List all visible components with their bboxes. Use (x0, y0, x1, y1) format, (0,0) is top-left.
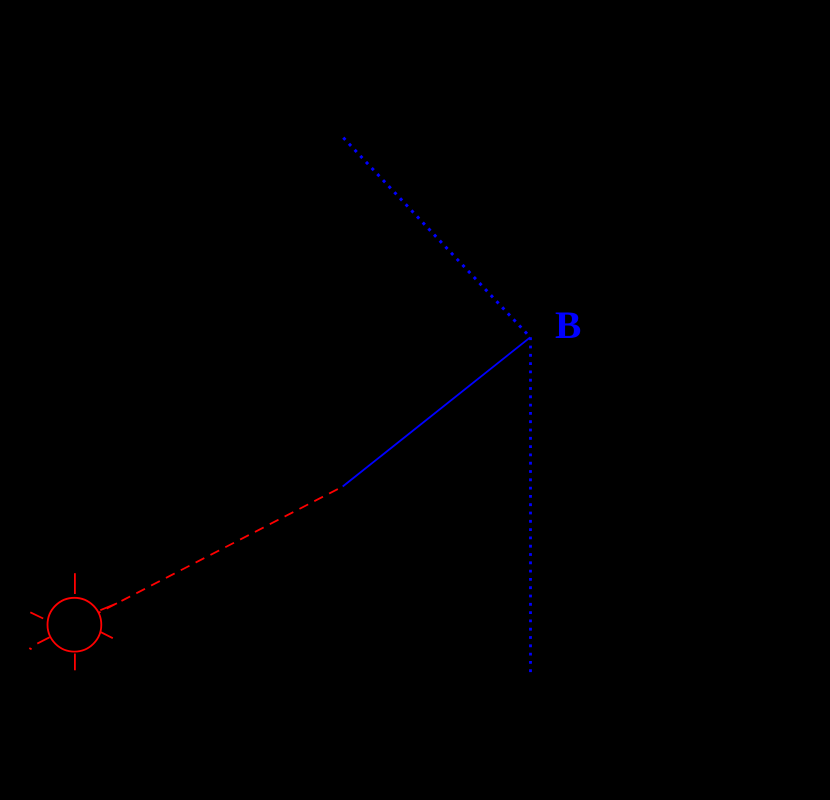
label B (555, 306, 581, 346)
sun ray south (74, 654, 76, 671)
reflected ray (solid blue line from ray kink to B) (343, 337, 531, 486)
tail dot of dashed ray (29, 648, 31, 649)
sun ray lower-right (100, 632, 113, 638)
sun ray upper-left (30, 612, 43, 618)
sun ray lower-left (dash outside circle) (37, 637, 49, 643)
sun ray upper-right (solid segment at circle edge) (100, 603, 117, 610)
sun ray north (74, 573, 76, 594)
incident ray extension (red dashed line from mirror point to sun) (51, 487, 343, 638)
sun body (red circle, black fill masks dashed ray) (48, 598, 102, 652)
dotted blue vertical line below B (529, 337, 532, 673)
dotted blue diagonal line down to B (343, 138, 530, 338)
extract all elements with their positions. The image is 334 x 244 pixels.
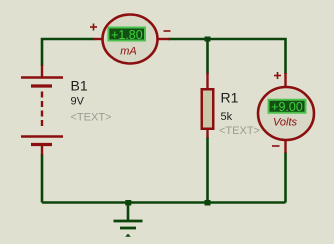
- junction bottom resistor node: [205, 200, 211, 206]
- battery B1 top pin: [41, 65, 43, 77]
- resistor R1 bottom pin: [206, 129, 208, 138]
- svg-text:<TEXT>: <TEXT>: [71, 112, 112, 124]
- wire resistor branch top: [206, 39, 209, 74]
- wire ammeter right to top-right corner and down to voltmeter: [168, 39, 286, 74]
- resistor R1 top pin: [206, 73, 208, 90]
- wire top-left: battery top to ammeter: [42, 39, 95, 66]
- svg-text:B1: B1: [71, 78, 88, 94]
- svg-text:+9.00: +9.00: [271, 100, 303, 114]
- ammeter body: [103, 15, 158, 64]
- voltmeter top pin (+): [284, 73, 286, 88]
- svg-text:<TEXT>: <TEXT>: [219, 125, 260, 137]
- ammeter right pin (-): [156, 38, 169, 40]
- svg-text:5k: 5k: [221, 111, 233, 123]
- junction top resistor node: [205, 37, 211, 42]
- battery B1 bottom pin: [41, 145, 43, 155]
- voltmeter plus sign: [274, 75, 281, 77]
- wire bottom: [42, 201, 286, 204]
- svg-text:9V: 9V: [71, 96, 85, 108]
- ammeter plus sign: [90, 26, 97, 28]
- battery B1 top cell: [21, 76, 63, 78]
- voltmeter display: [269, 100, 306, 113]
- battery B1 bottom cell: [21, 135, 63, 137]
- battery B1 dashed middle: [41, 92, 43, 128]
- wire resistor branch bottom: [206, 137, 209, 203]
- ammeter display: [108, 28, 145, 41]
- junction ground node: [125, 200, 131, 206]
- voltmeter minus sign: [272, 145, 280, 147]
- voltmeter body: [258, 87, 314, 140]
- ammeter left pin (+): [94, 38, 104, 40]
- voltmeter bottom pin (-): [284, 139, 286, 153]
- ammeter minus sign: [164, 30, 171, 32]
- svg-text:+1.80: +1.80: [111, 28, 143, 42]
- svg-text:Volts: Volts: [273, 117, 298, 129]
- ground: [114, 205, 143, 237]
- resistor R1 body: [202, 89, 214, 129]
- svg-text:R1: R1: [221, 90, 239, 106]
- wire voltmeter bottom to bottom-right corner: [284, 152, 287, 203]
- svg-text:mA: mA: [120, 46, 137, 58]
- wire battery bottom to bottom-left corner: [41, 154, 44, 203]
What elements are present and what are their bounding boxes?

__Problem requirements__.
Find each line in the material above that contains the word "blue", and copy every such line in full.

__Expected answer__.
reflected ray (solid blue line from ray kink to B) (343, 337, 531, 486)
dotted blue vertical line below B (529, 337, 532, 673)
dotted blue diagonal line down to B (343, 138, 530, 338)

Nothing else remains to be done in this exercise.